>> Start Input data

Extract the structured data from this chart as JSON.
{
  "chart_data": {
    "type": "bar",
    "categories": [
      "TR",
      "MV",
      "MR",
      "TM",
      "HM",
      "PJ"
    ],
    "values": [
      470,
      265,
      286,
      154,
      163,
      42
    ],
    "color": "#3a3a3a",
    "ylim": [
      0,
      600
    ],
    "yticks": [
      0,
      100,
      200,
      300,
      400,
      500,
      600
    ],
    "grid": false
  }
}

>> End Input data
>> Start Input data

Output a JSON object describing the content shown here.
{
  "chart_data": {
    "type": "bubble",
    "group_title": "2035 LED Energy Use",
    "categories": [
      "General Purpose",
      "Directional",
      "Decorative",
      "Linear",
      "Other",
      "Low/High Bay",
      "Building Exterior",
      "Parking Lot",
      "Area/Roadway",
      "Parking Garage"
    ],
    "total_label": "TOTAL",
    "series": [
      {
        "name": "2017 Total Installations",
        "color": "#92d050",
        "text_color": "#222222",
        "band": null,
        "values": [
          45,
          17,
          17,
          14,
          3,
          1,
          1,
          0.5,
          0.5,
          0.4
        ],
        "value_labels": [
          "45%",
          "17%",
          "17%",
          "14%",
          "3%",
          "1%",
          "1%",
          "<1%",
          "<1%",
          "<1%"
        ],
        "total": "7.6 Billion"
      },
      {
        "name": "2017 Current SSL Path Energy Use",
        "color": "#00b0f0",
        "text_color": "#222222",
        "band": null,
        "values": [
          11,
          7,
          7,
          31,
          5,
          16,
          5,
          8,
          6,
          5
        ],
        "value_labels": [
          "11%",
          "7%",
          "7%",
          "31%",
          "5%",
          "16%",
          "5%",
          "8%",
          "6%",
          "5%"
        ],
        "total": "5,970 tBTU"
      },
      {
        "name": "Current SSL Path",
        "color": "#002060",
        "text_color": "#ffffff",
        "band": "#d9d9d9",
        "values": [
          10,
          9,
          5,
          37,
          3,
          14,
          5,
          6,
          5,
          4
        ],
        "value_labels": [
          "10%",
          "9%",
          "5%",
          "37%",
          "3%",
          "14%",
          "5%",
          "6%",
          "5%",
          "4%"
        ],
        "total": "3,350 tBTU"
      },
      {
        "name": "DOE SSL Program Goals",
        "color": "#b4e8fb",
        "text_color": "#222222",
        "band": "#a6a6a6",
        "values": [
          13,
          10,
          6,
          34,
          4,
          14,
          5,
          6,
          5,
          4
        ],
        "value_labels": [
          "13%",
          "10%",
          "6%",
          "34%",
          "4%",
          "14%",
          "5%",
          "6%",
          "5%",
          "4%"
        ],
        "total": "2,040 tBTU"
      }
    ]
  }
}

>> End Input data
>> Start Input data

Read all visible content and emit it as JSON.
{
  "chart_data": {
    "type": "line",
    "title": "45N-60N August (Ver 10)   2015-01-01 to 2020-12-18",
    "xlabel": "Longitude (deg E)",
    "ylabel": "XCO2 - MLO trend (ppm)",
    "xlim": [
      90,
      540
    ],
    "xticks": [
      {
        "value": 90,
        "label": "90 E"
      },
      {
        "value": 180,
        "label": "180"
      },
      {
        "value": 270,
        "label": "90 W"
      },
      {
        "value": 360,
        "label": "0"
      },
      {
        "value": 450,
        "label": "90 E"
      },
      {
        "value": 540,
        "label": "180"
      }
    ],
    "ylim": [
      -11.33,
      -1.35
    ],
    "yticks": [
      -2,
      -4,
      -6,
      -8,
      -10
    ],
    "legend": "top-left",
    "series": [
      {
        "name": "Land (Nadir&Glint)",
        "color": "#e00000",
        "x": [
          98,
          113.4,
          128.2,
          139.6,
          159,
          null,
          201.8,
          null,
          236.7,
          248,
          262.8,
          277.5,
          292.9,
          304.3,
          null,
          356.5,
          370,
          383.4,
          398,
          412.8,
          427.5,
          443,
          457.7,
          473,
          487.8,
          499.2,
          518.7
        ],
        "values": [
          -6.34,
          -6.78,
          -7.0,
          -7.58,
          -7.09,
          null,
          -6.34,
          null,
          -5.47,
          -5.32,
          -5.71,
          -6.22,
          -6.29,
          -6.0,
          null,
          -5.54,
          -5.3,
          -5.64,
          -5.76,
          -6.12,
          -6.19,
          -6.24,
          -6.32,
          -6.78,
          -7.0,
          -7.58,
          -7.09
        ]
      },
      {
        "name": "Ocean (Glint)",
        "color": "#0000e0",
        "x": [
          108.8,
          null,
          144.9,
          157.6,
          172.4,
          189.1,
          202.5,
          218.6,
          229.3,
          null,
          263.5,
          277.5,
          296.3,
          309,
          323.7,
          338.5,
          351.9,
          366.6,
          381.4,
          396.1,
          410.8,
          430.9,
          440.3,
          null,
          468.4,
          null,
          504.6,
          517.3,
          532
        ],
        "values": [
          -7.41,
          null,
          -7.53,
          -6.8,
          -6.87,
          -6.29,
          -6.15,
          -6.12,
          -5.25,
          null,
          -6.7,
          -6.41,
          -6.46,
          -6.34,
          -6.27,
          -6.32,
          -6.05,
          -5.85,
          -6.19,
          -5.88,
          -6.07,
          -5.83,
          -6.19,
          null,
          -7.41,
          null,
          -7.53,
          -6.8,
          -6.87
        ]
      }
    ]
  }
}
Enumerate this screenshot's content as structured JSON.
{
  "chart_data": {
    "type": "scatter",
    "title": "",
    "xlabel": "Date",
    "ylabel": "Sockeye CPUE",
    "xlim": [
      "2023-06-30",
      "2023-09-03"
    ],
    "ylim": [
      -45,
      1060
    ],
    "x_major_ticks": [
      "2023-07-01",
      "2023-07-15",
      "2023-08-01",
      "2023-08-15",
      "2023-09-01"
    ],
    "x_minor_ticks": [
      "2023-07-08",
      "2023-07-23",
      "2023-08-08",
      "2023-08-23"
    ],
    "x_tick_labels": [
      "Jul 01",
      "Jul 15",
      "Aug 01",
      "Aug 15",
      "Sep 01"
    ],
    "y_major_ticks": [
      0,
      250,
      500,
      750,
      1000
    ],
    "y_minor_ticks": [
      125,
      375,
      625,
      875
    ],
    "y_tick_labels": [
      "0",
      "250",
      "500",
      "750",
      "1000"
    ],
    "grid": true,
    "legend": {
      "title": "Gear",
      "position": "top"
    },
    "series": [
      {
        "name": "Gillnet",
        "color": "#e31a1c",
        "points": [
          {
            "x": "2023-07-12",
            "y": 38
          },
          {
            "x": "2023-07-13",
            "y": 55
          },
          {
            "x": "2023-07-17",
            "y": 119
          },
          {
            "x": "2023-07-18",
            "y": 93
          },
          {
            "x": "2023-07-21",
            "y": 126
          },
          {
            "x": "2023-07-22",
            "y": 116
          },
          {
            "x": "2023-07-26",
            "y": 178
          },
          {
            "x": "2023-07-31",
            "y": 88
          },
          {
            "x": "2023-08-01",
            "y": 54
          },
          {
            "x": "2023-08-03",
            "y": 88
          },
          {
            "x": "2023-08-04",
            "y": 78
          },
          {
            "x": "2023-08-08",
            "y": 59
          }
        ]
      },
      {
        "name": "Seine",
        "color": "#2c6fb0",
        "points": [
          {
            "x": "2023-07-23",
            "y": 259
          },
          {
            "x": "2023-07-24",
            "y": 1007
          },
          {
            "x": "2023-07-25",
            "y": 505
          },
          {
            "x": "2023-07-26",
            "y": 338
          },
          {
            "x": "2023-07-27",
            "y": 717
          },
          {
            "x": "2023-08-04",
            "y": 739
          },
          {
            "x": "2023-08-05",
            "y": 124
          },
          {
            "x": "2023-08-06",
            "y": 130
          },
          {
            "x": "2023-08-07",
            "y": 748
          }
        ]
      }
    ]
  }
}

>> End Input data

Problem to work on: From the data above, copy out every line with the string "band" in it.

Written answer:
        "band": null,
        "band": null,
        "band": "#d9d9d9",
        "band": "#a6a6a6",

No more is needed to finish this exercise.